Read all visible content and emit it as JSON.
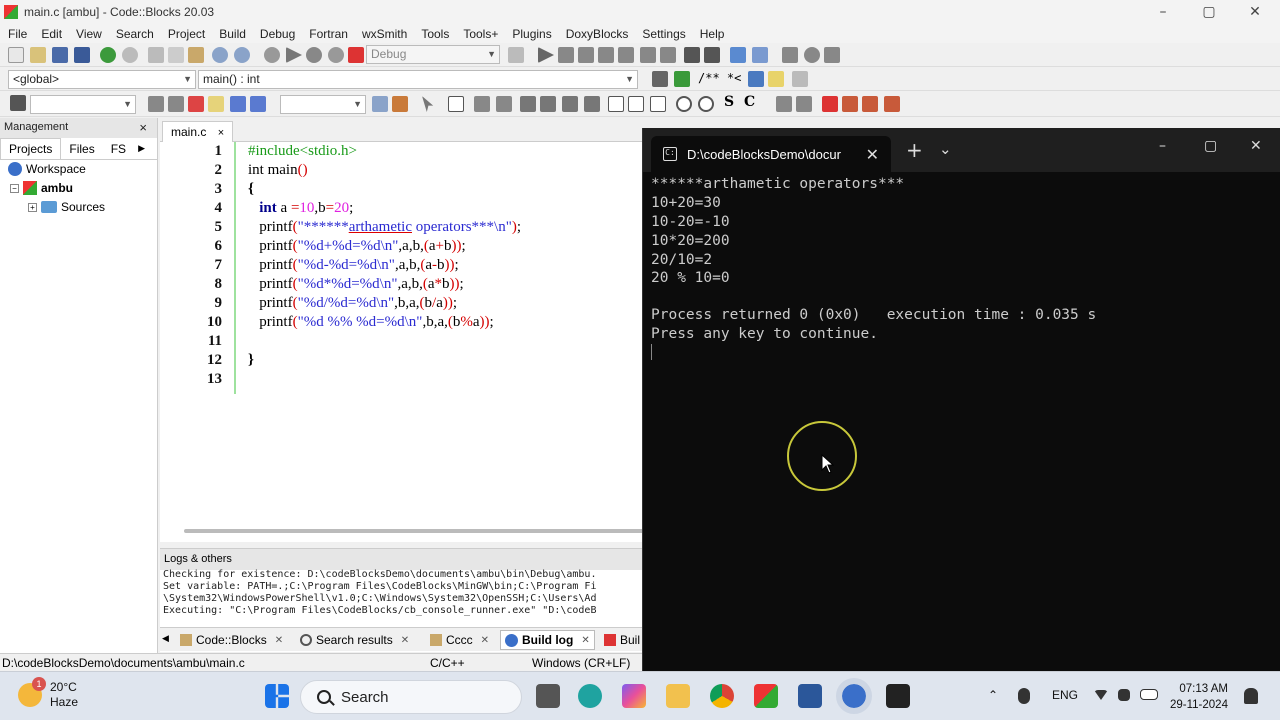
{
  "window": {
    "title": "main.c [ambu] - Code::Blocks 20.03",
    "controls": [
      "–",
      "▢",
      "✕"
    ]
  },
  "menu": [
    "File",
    "Edit",
    "View",
    "Search",
    "Project",
    "Build",
    "Debug",
    "Fortran",
    "wxSmith",
    "Tools",
    "Tools+",
    "Plugins",
    "DoxyBlocks",
    "Settings",
    "Help"
  ],
  "toolbar": {
    "build_target": "Debug",
    "scope": "<global>",
    "function": "main() : int",
    "doxy_comment": "/** *<",
    "search_value": "",
    "find_value": "",
    "s_label": "S",
    "c_label": "C"
  },
  "management": {
    "title": "Management",
    "close": "×",
    "tabs": [
      "Projects",
      "Files",
      "FS"
    ],
    "tree": {
      "workspace": "Workspace",
      "project": "ambu",
      "folder": "Sources"
    }
  },
  "editor": {
    "tab_name": "main.c",
    "tab_close": "×",
    "line_numbers": [
      "1",
      "2",
      "3",
      "4",
      "5",
      "6",
      "7",
      "8",
      "9",
      "10",
      "11",
      "12",
      "13"
    ]
  },
  "logs": {
    "title": "Logs & others",
    "lines": [
      "Checking for existence: D:\\codeBlocksDemo\\documents\\ambu\\bin\\Debug\\ambu.",
      "Set variable: PATH=.;C:\\Program Files\\CodeBlocks\\MinGW\\bin;C:\\Program Fi",
      "\\System32\\WindowsPowerShell\\v1.0;C:\\Windows\\System32\\OpenSSH;C:\\Users\\Ad",
      "Executing: \"C:\\Program Files\\CodeBlocks/cb_console_runner.exe\" \"D:\\codeB"
    ],
    "tabs": [
      "Code::Blocks",
      "Search results",
      "Cccc",
      "Build log",
      "Buil"
    ]
  },
  "status": {
    "path": "D:\\codeBlocksDemo\\documents\\ambu\\main.c",
    "language": "C/C++",
    "eol": "Windows (CR+LF)"
  },
  "terminal": {
    "tab_title": "D:\\codeBlocksDemo\\docur",
    "tab_close": "✕",
    "new_tab": "+",
    "dropdown": "⌄",
    "controls": [
      "–",
      "▢",
      "✕"
    ],
    "lines": [
      "******arthametic operators***",
      "10+20=30",
      "10-20=-10",
      "10*20=200",
      "20/10=2",
      "20 % 10=0",
      "",
      "Process returned 0 (0x0)   execution time : 0.035 s",
      "Press any key to continue."
    ]
  },
  "taskbar": {
    "weather_temp": "20°C",
    "weather_desc": "Haze",
    "weather_badge": "1",
    "search_label": "Search",
    "lang": "ENG",
    "time": "07:13 AM",
    "date": "29-11-2024"
  },
  "colors": {
    "keyword": "#00008b",
    "preprocessor": "#1a9b1a",
    "string": "#2b2bd1",
    "number": "#e020e0",
    "operator": "#d40000",
    "terminal_bg": "#0c0c0c"
  }
}
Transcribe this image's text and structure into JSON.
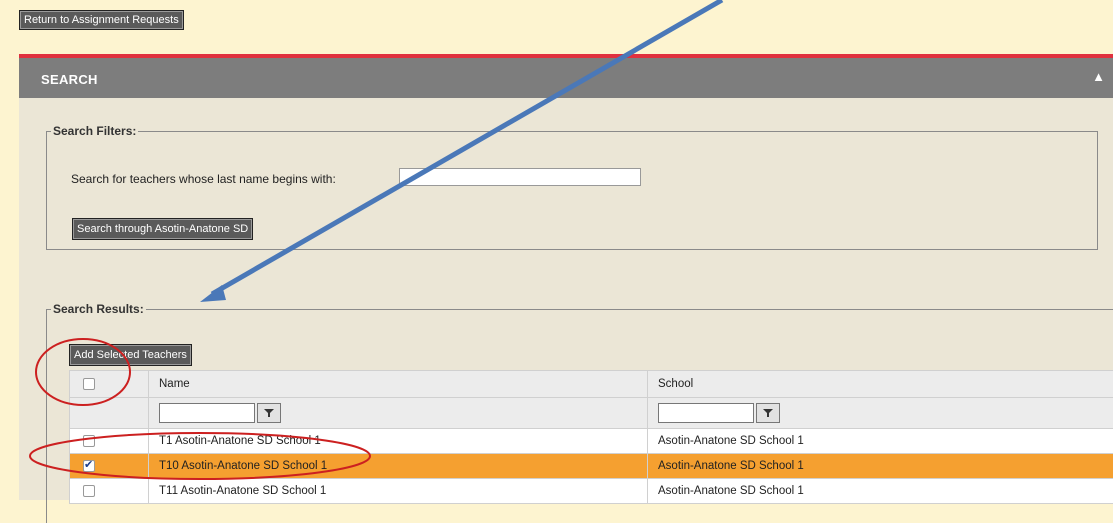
{
  "return_button": "Return to Assignment Requests",
  "panel": {
    "title": "SEARCH"
  },
  "filters": {
    "legend": "Search Filters:",
    "label": "Search for teachers whose last name begins with:",
    "input_value": "",
    "search_button": "Search through Asotin-Anatone SD"
  },
  "results": {
    "legend": "Search Results:",
    "add_button": "Add Selected Teachers",
    "columns": {
      "name": "Name",
      "school": "School"
    },
    "rows": [
      {
        "name": "T1 Asotin-Anatone SD School 1",
        "school": "Asotin-Anatone SD School 1",
        "checked": false
      },
      {
        "name": "T10 Asotin-Anatone SD School 1",
        "school": "Asotin-Anatone SD School 1",
        "checked": true
      },
      {
        "name": "T11 Asotin-Anatone SD School 1",
        "school": "Asotin-Anatone SD School 1",
        "checked": false
      }
    ]
  },
  "colors": {
    "accent_red": "#e0303e",
    "selected_row": "#f5a030",
    "arrow": "#4a78b8",
    "annotation_circle": "#cc2020"
  }
}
= = = = =
*STATED EXERCISE*: Each line from the one bearing "Transcribe this image's" through the final line of the records is to be copied exactly, and no pictures are to be included.

*SOLUTION TO THE PROBLEM*:
Transcribe this image's text and structure into JSON.
{
  "return_button": "Return to Assignment Requests",
  "panel": {
    "title": "SEARCH"
  },
  "filters": {
    "legend": "Search Filters:",
    "label": "Search for teachers whose last name begins with:",
    "input_value": "",
    "search_button": "Search through Asotin-Anatone SD"
  },
  "results": {
    "legend": "Search Results:",
    "add_button": "Add Selected Teachers",
    "columns": {
      "name": "Name",
      "school": "School"
    },
    "rows": [
      {
        "name": "T1 Asotin-Anatone SD School 1",
        "school": "Asotin-Anatone SD School 1",
        "checked": false
      },
      {
        "name": "T10 Asotin-Anatone SD School 1",
        "school": "Asotin-Anatone SD School 1",
        "checked": true
      },
      {
        "name": "T11 Asotin-Anatone SD School 1",
        "school": "Asotin-Anatone SD School 1",
        "checked": false
      }
    ]
  },
  "colors": {
    "accent_red": "#e0303e",
    "selected_row": "#f5a030",
    "arrow": "#4a78b8",
    "annotation_circle": "#cc2020"
  }
}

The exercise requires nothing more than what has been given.